• [Extract]:
------------------------

One of the main findings in the NOMINATE literature is that for most of the history of the United States Congress, one-dimensional models reflecting our colloquial “liberal/conservative” dichotomy are sufficient to explain the great majority of roll call votes. The ideal points of the legislators on this ideological axis are estimated from the roll call votes. As such, they serve as summarizations of various forces that can influence the legislators’ votes, including personal preferences, party preferences, and constituent opinion. Ideological groups are then determined by groupings of ideal points. In this way, ideal point methods (spatial models) derive ideological categorizations from the characteristics of the individuals.

------------------------

• [Request A]:
Answer these questions about the passage on NOMINATE:
(i) For most of the history of the United States Congress, what kind of model is sufficient to explain the great majority of roll call votes?
(ii) From what are the legislators' ideal points estimated?
(iii) How are ideological groups determined?
• [Request B]: Extend the passage on NOMINATE with one further paragraph that picks up after its final sentence.

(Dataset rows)
------------------------

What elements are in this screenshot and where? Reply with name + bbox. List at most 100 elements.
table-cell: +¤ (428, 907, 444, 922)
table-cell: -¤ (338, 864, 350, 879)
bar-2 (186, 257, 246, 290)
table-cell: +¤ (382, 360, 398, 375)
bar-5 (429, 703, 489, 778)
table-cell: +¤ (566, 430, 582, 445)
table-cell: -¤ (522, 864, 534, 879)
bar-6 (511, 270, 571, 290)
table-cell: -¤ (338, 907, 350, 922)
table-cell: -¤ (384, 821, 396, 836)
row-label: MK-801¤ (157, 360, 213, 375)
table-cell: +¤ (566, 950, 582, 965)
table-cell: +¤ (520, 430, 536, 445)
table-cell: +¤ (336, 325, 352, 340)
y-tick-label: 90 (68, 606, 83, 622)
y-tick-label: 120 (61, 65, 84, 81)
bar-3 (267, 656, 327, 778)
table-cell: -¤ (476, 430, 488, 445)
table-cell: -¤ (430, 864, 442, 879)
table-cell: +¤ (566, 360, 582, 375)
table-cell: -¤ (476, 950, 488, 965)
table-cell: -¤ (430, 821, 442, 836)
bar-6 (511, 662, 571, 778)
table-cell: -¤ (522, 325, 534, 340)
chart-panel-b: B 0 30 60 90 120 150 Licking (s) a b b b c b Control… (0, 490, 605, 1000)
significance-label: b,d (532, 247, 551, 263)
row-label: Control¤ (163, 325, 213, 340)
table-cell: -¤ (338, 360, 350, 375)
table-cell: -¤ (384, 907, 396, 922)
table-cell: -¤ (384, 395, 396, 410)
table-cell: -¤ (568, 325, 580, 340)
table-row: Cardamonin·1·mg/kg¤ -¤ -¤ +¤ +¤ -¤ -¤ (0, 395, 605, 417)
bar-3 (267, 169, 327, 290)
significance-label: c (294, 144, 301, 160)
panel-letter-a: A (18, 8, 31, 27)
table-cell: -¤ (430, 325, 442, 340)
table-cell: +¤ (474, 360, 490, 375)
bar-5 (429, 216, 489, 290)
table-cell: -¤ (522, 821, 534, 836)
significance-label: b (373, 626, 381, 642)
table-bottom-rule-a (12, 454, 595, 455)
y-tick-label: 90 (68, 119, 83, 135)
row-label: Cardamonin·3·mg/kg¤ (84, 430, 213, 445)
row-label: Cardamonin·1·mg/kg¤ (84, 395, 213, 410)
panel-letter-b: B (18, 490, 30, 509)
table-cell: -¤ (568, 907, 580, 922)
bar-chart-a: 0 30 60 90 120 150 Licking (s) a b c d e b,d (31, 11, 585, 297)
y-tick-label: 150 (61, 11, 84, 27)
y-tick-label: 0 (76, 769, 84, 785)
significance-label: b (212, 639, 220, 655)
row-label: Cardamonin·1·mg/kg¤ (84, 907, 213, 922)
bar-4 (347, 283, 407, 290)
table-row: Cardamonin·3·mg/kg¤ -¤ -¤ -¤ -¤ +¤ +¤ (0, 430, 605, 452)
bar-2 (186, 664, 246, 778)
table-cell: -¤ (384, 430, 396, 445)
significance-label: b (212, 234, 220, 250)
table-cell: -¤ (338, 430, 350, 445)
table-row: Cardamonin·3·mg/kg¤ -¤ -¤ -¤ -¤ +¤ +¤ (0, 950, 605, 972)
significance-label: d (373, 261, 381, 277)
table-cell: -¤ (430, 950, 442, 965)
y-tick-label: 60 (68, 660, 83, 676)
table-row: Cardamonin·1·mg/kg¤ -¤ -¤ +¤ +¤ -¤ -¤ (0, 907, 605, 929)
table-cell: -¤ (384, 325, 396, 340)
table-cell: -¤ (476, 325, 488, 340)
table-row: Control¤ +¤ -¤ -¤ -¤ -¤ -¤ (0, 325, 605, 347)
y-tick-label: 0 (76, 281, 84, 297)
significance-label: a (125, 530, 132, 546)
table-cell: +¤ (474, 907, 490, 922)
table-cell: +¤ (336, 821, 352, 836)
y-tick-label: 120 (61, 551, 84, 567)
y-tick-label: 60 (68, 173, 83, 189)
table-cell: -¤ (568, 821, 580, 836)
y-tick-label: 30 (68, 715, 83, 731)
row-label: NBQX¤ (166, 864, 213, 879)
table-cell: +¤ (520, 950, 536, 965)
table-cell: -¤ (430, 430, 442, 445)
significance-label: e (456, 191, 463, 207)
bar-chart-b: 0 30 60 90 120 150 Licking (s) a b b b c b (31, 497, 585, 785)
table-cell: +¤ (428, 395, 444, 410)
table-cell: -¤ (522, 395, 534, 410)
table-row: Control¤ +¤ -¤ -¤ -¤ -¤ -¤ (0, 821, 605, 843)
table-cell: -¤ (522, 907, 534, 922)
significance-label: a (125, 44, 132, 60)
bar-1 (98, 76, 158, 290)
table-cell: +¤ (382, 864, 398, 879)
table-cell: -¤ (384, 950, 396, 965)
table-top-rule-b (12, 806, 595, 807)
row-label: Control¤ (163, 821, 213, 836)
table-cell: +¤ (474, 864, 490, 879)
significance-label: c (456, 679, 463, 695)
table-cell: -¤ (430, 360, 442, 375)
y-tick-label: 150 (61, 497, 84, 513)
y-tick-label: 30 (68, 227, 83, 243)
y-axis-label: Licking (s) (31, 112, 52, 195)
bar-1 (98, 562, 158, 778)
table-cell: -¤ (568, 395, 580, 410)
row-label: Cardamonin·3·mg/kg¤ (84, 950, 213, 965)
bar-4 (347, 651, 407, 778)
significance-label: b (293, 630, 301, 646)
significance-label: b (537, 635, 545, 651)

------------------------

• [Written reply A]:
(i) One-dimensional models reflecting the colloquial "liberal/conservative" dichotomy.
(ii) From the roll call votes.
(iii) By groupings of ideal points.

• [Written reply B]:
We take a different approach to the problem of identifying ideology and sorting legislators into ideological categories. While spatial models summarize legislators as ideal points measured relative to the positions of votes, our model, which we call social identity voting (SIV), views the legislator’s ideology in terms of a weighted sum of the ideologies of the groups to which they belong. This is motivated by social identity theory (SIT), which posits that an individual’s social identity is determined by the collection of groups to which the individual belongs (for a review, see Hogg, 2006). Legislators derive utility from voting with the groups to which they belong and from voting against those to which they do not belong. As a consequence, legislators will select groups with ideologies consistent with their own; subsequently, as group members, they face pressure to conform in ideology to the majority ideology of that group. Furthermore, in this model groups benefit from larger memberships, as determining the outcome of votes generates political power for the group and detracts from other groups’ political power.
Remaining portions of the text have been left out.